Ketentuan:
Tukar setiap "y-tick-label" dengan "y-axis-label" lalu tuliskan kembali baris-baris catatan dari awal catatan sampai dengan baris yang memuat "605, 385, 631]", termasuk baris itu, tanpa mengubah bagian lain.

Catatan tersimpan:
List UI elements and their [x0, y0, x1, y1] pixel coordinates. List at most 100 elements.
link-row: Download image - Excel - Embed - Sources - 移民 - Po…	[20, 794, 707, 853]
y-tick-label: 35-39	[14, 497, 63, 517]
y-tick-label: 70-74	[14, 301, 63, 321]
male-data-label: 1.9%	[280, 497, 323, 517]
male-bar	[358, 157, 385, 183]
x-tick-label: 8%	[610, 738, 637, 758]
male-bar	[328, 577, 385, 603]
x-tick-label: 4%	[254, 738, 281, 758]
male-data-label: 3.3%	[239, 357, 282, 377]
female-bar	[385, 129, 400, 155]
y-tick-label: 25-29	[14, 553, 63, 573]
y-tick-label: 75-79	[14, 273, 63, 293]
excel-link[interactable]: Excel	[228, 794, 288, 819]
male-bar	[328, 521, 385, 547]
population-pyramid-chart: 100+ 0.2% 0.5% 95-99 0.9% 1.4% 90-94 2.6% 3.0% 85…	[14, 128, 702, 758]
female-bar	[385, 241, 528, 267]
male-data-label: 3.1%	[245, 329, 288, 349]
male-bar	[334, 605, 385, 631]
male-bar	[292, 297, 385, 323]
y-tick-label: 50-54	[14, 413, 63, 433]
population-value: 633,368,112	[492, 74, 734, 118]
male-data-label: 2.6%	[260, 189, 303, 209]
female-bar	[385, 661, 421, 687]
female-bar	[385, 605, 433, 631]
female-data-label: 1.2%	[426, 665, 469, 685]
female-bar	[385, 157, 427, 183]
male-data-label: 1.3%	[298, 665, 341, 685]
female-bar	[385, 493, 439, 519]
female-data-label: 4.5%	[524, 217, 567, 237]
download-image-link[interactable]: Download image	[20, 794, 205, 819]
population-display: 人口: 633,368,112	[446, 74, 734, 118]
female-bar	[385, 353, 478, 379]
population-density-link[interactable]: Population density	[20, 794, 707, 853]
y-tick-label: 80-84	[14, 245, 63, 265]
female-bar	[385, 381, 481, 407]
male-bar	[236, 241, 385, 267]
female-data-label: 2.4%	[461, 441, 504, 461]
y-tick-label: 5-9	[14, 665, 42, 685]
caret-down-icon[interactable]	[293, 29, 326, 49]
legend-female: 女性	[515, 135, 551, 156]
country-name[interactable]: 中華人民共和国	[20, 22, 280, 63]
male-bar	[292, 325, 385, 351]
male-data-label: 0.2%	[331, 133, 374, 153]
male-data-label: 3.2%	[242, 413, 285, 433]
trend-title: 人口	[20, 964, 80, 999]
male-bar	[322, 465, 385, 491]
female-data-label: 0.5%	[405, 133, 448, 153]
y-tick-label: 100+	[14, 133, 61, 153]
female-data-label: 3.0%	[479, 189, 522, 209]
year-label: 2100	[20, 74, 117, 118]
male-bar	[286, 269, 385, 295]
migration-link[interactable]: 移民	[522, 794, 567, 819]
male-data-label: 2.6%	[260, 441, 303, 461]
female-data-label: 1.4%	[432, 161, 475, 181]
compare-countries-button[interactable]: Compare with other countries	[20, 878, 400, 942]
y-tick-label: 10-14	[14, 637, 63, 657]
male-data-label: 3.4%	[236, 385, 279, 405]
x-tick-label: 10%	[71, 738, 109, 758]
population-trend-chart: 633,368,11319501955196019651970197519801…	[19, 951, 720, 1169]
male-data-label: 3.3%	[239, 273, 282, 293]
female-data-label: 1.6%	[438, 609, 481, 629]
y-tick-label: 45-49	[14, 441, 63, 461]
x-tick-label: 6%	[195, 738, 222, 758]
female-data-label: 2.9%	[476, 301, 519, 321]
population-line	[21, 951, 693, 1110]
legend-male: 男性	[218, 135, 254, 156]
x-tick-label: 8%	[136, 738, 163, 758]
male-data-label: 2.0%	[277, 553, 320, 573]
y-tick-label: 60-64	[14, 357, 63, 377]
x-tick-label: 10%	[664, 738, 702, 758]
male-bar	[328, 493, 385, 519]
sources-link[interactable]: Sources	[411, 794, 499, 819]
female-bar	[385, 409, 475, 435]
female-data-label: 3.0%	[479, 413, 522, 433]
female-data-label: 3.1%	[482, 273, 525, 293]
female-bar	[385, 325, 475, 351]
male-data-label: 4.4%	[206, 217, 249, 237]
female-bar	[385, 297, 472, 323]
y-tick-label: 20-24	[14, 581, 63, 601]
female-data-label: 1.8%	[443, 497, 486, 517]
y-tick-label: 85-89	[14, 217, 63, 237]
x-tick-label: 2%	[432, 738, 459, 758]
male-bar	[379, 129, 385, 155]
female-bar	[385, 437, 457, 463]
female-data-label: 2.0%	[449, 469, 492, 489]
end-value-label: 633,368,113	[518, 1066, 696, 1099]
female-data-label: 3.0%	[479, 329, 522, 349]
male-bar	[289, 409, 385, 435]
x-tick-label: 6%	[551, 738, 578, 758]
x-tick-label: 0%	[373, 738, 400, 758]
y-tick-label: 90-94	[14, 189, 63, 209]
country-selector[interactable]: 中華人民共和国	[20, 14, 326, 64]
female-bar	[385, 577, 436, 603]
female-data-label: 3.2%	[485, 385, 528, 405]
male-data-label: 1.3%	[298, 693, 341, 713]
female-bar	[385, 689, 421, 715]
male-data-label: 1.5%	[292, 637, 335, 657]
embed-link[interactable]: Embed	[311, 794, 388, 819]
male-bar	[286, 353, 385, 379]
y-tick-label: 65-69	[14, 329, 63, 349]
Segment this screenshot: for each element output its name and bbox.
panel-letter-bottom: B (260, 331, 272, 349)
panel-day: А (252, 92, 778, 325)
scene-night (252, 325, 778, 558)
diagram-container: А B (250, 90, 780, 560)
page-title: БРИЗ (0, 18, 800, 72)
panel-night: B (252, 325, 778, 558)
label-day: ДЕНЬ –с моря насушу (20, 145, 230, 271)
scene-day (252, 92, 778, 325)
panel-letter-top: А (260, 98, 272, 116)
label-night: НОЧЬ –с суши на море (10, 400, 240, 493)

Hasil tugas ini:
List UI elements and their [x0, y0, x1, y1] pixel coordinates. List at most 100 elements.
link-row: Download image - Excel - Embed - Sources - 移民 - Po…	[20, 794, 707, 853]
y-axis-label: 35-39	[14, 497, 63, 517]
y-axis-label: 70-74	[14, 301, 63, 321]
male-data-label: 1.9%	[280, 497, 323, 517]
male-bar	[358, 157, 385, 183]
x-tick-label: 8%	[610, 738, 637, 758]
male-bar	[328, 577, 385, 603]
x-tick-label: 4%	[254, 738, 281, 758]
male-data-label: 3.3%	[239, 357, 282, 377]
female-bar	[385, 129, 400, 155]
y-axis-label: 25-29	[14, 553, 63, 573]
y-axis-label: 75-79	[14, 273, 63, 293]
excel-link[interactable]: Excel	[228, 794, 288, 819]
male-bar	[328, 521, 385, 547]
population-pyramid-chart: 100+ 0.2% 0.5% 95-99 0.9% 1.4% 90-94 2.6% 3.0% 85…	[14, 128, 702, 758]
female-bar	[385, 241, 528, 267]
male-data-label: 3.1%	[245, 329, 288, 349]
male-bar	[334, 605, 385, 631]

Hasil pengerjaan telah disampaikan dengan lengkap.